Top of SOURCE TEXT

- Mand Nangal Lubana Location in Punjab, India Mand Nangal Lubana Mand Nangal Lubana (India)
- Coordinates: 31°37′03″N 75°26′47″E﻿ / ﻿31.6175°N 75.4463°E
- Country: India
- State: Punjab
- District: Kapurthala
- Tehsil: Bhulath
- Region: Majha

Government
- • Type: Panchayat raj
- • Body: Gram panchayat

Area
- • Total: 124 ha (310 acres)

Population (2011)
- • Total: 21 13/8 ♂/♀
- • Scheduled Castes: 0 0/0 ♂/♀
- • Total Households: 6

Languages
- • Official: Punjabi
- Time zone: UTC+5:30 (IST)
- ISO 3166 code: IN-PB
- Website: kapurthala.gov.in

= Mand Nangal Lubana =

Mand Nangal Lubana is a village in Bhulath in Kapurthala District of Punjab State, India. It is 13 km from sub district headquarters and 25 km from district headquarters. The village is administered by Sarpanch, an elected representative of the village.

Bottom of SOURCE TEXT
Top of SUPPLIED DATA

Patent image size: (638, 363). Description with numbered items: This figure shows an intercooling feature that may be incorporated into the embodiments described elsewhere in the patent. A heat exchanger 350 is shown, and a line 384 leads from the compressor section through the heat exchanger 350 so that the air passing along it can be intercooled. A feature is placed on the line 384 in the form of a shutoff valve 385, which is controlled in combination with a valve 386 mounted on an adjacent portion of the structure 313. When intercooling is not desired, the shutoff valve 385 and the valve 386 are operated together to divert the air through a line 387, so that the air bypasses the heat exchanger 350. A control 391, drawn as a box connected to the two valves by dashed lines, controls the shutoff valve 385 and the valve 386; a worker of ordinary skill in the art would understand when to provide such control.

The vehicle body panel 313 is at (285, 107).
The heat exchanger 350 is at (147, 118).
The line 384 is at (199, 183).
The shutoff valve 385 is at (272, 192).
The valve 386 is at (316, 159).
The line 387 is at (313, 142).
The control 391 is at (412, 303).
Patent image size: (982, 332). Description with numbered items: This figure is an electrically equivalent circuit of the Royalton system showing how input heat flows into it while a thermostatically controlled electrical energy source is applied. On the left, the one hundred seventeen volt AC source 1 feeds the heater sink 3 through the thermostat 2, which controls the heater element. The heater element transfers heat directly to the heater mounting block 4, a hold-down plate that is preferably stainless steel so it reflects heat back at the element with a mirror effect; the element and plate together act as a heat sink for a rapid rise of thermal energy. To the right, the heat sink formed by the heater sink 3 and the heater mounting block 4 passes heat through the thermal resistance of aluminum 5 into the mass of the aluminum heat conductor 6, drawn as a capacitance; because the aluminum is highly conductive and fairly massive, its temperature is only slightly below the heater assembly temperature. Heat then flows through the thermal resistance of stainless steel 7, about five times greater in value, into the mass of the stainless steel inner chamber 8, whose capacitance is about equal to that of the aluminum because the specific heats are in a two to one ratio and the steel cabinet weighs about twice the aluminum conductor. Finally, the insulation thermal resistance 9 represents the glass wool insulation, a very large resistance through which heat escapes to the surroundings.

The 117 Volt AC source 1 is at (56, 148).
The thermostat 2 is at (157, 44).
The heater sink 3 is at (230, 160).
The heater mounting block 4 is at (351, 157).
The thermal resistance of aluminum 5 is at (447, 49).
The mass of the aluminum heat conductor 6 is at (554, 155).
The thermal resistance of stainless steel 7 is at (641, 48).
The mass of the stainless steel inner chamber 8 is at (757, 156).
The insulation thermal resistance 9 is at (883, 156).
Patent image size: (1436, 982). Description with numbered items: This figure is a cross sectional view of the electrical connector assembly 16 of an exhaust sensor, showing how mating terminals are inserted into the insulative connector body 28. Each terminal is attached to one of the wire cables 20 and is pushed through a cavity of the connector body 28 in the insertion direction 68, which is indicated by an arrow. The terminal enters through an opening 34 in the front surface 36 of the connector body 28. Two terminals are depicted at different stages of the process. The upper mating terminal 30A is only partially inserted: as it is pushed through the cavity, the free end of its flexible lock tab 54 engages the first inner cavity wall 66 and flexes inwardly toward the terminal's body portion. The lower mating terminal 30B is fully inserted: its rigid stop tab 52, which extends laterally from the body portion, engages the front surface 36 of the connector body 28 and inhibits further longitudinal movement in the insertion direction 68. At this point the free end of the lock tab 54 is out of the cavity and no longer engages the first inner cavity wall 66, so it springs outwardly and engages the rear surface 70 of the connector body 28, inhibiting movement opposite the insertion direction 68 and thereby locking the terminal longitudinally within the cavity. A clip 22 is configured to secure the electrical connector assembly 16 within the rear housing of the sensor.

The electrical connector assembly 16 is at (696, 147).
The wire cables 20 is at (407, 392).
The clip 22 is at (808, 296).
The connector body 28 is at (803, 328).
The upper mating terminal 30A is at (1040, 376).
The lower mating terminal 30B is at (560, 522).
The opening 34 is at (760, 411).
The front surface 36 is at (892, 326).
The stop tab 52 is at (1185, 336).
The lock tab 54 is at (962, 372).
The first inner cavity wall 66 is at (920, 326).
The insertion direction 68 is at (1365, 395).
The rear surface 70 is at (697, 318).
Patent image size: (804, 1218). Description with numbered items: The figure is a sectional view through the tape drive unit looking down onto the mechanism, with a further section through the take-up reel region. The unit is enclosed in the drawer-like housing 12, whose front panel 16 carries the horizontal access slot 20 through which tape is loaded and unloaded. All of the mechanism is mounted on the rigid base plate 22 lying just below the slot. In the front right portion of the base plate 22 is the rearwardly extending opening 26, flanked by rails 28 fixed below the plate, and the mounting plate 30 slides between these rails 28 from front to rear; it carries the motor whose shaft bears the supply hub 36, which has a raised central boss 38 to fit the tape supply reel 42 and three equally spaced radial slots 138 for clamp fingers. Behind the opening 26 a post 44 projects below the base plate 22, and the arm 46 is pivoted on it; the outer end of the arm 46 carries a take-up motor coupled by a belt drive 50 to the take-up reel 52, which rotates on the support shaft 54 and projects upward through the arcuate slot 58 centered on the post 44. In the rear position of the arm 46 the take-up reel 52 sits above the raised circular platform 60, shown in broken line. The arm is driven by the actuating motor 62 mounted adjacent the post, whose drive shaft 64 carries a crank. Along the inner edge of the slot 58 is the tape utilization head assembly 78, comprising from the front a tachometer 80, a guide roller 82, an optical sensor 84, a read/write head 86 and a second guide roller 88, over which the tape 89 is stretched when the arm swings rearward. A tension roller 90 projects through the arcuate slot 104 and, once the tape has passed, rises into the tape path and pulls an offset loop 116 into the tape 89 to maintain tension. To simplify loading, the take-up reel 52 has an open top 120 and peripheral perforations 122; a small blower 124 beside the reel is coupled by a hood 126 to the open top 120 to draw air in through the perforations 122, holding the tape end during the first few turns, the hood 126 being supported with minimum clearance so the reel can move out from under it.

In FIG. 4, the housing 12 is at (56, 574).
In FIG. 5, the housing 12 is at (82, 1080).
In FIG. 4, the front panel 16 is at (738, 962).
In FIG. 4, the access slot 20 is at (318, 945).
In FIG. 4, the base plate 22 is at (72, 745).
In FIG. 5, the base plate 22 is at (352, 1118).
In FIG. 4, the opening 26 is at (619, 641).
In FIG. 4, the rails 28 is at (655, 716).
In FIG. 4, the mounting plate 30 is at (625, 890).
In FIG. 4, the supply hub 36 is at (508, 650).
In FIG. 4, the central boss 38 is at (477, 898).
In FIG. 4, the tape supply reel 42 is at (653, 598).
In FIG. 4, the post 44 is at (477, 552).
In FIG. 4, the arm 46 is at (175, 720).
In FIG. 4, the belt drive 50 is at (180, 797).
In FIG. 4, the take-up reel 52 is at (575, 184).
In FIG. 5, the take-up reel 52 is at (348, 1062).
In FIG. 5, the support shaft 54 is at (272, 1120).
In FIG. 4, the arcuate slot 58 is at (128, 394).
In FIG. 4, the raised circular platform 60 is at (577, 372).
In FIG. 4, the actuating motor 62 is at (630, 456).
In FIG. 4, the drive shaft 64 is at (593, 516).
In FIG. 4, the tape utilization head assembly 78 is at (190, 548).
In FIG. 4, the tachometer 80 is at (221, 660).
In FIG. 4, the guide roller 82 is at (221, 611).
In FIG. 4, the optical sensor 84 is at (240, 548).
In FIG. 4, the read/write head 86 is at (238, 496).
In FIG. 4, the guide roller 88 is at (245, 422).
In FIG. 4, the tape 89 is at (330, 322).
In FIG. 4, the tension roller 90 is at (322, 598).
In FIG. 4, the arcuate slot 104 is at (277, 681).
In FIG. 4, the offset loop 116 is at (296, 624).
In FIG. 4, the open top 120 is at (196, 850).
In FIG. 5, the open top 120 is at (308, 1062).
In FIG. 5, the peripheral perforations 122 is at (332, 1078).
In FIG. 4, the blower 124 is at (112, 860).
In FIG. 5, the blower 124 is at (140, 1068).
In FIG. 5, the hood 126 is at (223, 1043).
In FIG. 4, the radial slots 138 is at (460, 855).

Bottom of SUPPLIED DATA

## WHAT YOU WILL DO
a) Using the text about Mand Nangal Lubana, answer these:
(i) In which tehsil is the village?
(ii) What is its total area?
(iii) How far is it from district headquarters?
b) Give a continuation of the text about the village of Mand Nangal Lubana, starting after its last sentence.

## RESPONSES TO THE EXERCISE
a)
(i) Bhulath
(ii) 124 ha (310 acres)
(iii) 25 km

b)
== Demography ==
As of 2011, the village had a total of six houses and a population of 21 of which 13 are males and eight are females. According to the report published by Census India in 2011, of the total population of the village zero people are from schedule castes or schedule tribes.